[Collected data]
───

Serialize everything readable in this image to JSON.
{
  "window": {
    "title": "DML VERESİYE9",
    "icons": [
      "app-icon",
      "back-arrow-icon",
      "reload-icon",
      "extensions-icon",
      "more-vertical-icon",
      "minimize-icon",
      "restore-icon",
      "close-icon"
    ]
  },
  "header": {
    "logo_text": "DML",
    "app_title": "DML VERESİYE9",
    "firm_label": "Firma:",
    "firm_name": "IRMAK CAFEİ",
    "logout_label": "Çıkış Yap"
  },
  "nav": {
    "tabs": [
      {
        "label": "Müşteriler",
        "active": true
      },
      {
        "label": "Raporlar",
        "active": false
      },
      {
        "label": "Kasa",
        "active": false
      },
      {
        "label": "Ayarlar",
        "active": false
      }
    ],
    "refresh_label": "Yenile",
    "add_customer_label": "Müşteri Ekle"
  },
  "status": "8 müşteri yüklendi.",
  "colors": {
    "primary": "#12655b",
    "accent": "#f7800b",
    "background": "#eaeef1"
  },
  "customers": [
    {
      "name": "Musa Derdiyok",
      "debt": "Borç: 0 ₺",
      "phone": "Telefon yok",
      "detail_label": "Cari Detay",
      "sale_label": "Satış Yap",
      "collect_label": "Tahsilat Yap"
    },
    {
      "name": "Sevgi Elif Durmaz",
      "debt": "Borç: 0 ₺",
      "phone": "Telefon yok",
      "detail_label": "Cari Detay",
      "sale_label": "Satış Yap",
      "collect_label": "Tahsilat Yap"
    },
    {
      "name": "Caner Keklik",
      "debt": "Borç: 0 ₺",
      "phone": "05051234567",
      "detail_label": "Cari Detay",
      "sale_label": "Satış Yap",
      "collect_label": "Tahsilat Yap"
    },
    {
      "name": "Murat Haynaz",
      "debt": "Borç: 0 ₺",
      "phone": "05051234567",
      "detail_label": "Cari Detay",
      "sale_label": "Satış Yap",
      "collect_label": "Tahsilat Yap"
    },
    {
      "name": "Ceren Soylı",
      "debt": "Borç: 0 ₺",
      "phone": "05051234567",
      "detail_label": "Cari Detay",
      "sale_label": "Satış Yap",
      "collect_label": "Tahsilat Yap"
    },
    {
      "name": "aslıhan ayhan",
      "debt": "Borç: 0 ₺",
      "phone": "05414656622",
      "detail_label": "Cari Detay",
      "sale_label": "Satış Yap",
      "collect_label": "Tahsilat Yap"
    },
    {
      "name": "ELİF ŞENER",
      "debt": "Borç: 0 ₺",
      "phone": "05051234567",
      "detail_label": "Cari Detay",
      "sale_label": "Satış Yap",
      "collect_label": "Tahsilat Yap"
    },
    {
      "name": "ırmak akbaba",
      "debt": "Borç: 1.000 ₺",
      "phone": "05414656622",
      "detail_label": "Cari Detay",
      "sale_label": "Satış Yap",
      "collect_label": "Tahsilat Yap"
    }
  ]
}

───

▸ **Task to complete**
The entries above must be returned exactly.

▸ **Solution to this task**
Serialize everything readable in this image to JSON.
{
  "window": {
    "title": "DML VERESİYE9",
    "icons": [
      "app-icon",
      "back-arrow-icon",
      "reload-icon",
      "extensions-icon",
      "more-vertical-icon",
      "minimize-icon",
      "restore-icon",
      "close-icon"
    ]
  },
  "header": {
    "logo_text": "DML",
    "app_title": "DML VERESİYE9",
    "firm_label": "Firma:",
    "firm_name": "IRMAK CAFEİ",
    "logout_label": "Çıkış Yap"
  },
  "nav": {
    "tabs": [
      {
        "label": "Müşteriler",
        "active": true
      },
      {
        "label": "Raporlar",
        "active": false
      },
      {
        "label": "Kasa",
        "active": false
      },
      {
        "label": "Ayarlar",
        "active": false
      }
    ],
    "refresh_label": "Yenile",
    "add_customer_label": "Müşteri Ekle"
  },
  "status": "8 müşteri yüklendi.",
  "colors": {
    "primary": "#12655b",
    "accent": "#f7800b",
    "background": "#eaeef1"
  },
  "customers": [
    {
      "name": "Musa Derdiyok",
      "debt": "Borç: 0 ₺",
      "phone": "Telefon yok",
      "detail_label": "Cari Detay",
      "sale_label": "Satış Yap",
      "collect_label": "Tahsilat Yap"
    },
    {
      "name": "Sevgi Elif Durmaz",
      "debt": "Borç: 0 ₺",
      "phone": "Telefon yok",
      "detail_label": "Cari Detay",
      "sale_label": "Satış Yap",
      "collect_label": "Tahsilat Yap"
    },
    {
      "name": "Caner Keklik",
      "debt": "Borç: 0 ₺",
      "phone": "05051234567",
      "detail_label": "Cari Detay",
      "sale_label": "Satış Yap",
      "collect_label": "Tahsilat Yap"
    },
    {
      "name": "Murat Haynaz",
      "debt": "Borç: 0 ₺",
      "phone": "05051234567",
      "detail_label": "Cari Detay",
      "sale_label": "Satış Yap",
      "collect_label": "Tahsilat Yap"
    },
    {
      "name": "Ceren Soylı",
      "debt": "Borç: 0 ₺",
      "phone": "05051234567",
      "detail_label": "Cari Detay",
      "sale_label": "Satış Yap",
      "collect_label": "Tahsilat Yap"
    },
    {
      "name": "aslıhan ayhan",
      "debt": "Borç: 0 ₺",
      "phone": "05414656622",
      "detail_label": "Cari Detay",
      "sale_label": "Satış Yap",
      "collect_label": "Tahsilat Yap"
    },
    {
      "name": "ELİF ŞENER",
      "debt": "Borç: 0 ₺",
      "phone": "05051234567",
      "detail_label": "Cari Detay",
      "sale_label": "Satış Yap",
      "collect_label": "Tahsilat Yap"
    },
    {
      "name": "ırmak akbaba",
      "debt": "Borç: 1.000 ₺",
      "phone": "05414656622",
      "detail_label": "Cari Detay",
      "sale_label": "Satış Yap",
      "collect_label": "Tahsilat Yap"
    }
  ]
}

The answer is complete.